>> START
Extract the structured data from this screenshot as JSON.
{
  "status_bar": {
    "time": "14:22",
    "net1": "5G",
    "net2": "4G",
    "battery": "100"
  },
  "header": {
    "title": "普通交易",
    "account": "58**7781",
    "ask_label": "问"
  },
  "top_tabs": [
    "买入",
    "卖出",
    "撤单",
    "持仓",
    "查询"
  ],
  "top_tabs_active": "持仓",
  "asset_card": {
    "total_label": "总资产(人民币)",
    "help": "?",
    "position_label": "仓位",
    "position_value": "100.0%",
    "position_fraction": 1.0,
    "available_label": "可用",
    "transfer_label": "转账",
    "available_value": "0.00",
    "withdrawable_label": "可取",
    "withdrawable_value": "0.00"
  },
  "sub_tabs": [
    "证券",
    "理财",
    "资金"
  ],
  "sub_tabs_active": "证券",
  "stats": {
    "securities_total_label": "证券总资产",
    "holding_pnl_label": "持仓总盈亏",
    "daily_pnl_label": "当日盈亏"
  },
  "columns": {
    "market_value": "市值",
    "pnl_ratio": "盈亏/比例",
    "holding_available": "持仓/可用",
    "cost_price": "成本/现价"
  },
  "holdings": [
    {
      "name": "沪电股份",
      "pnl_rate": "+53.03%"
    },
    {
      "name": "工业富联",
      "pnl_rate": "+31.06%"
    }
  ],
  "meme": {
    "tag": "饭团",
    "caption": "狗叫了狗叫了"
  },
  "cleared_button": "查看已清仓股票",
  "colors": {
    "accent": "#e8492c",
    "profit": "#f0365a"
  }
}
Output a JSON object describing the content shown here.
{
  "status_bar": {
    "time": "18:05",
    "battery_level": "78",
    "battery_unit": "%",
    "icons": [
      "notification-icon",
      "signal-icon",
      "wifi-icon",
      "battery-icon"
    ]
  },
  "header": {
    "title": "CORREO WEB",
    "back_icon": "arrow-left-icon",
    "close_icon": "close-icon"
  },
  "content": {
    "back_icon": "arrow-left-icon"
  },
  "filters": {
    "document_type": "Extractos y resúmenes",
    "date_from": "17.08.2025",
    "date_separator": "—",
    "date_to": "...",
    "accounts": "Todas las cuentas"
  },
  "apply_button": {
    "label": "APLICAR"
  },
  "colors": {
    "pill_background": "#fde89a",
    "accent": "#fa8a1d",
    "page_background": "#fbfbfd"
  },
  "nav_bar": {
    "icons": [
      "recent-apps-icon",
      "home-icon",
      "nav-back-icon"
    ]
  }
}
>> END
## What is asked:
Output each entry precisely as given.

## Answer for this exercise:
Extract the structured data from this screenshot as JSON.
{
  "status_bar": {
    "time": "14:22",
    "net1": "5G",
    "net2": "4G",
    "battery": "100"
  },
  "header": {
    "title": "普通交易",
    "account": "58**7781",
    "ask_label": "问"
  },
  "top_tabs": [
    "买入",
    "卖出",
    "撤单",
    "持仓",
    "查询"
  ],
  "top_tabs_active": "持仓",
  "asset_card": {
    "total_label": "总资产(人民币)",
    "help": "?",
    "position_label": "仓位",
    "position_value": "100.0%",
    "position_fraction": 1.0,
    "available_label": "可用",
    "transfer_label": "转账",
    "available_value": "0.00",
    "withdrawable_label": "可取",
    "withdrawable_value": "0.00"
  },
  "sub_tabs": [
    "证券",
    "理财",
    "资金"
  ],
  "sub_tabs_active": "证券",
  "stats": {
    "securities_total_label": "证券总资产",
    "holding_pnl_label": "持仓总盈亏",
    "daily_pnl_label": "当日盈亏"
  },
  "columns": {
    "market_value": "市值",
    "pnl_ratio": "盈亏/比例",
    "holding_available": "持仓/可用",
    "cost_price": "成本/现价"
  },
  "holdings": [
    {
      "name": "沪电股份",
      "pnl_rate": "+53.03%"
    },
    {
      "name": "工业富联",
      "pnl_rate": "+31.06%"
    }
  ],
  "meme": {
    "tag": "饭团",
    "caption": "狗叫了狗叫了"
  },
  "cleared_button": "查看已清仓股票",
  "colors": {
    "accent": "#e8492c",
    "profit": "#f0365a"
  }
}
Output a JSON object describing the content shown here.
{
  "status_bar": {
    "time": "18:05",
    "battery_level": "78",
    "battery_unit": "%",
    "icons": [
      "notification-icon",
      "signal-icon",
      "wifi-icon",
      "battery-icon"
    ]
  },
  "header": {
    "title": "CORREO WEB",
    "back_icon": "arrow-left-icon",
    "close_icon": "close-icon"
  },
  "content": {
    "back_icon": "arrow-left-icon"
  },
  "filters": {
    "document_type": "Extractos y resúmenes",
    "date_from": "17.08.2025",
    "date_separator": "—",
    "date_to": "...",
    "accounts": "Todas las cuentas"
  },
  "apply_button": {
    "label": "APLICAR"
  },
  "colors": {
    "pill_background": "#fde89a",
    "accent": "#fa8a1d",
    "page_background": "#fbfbfd"
  },
  "nav_bar": {
    "icons": [
      "recent-apps-icon",
      "home-icon",
      "nav-back-icon"
    ]
  }
}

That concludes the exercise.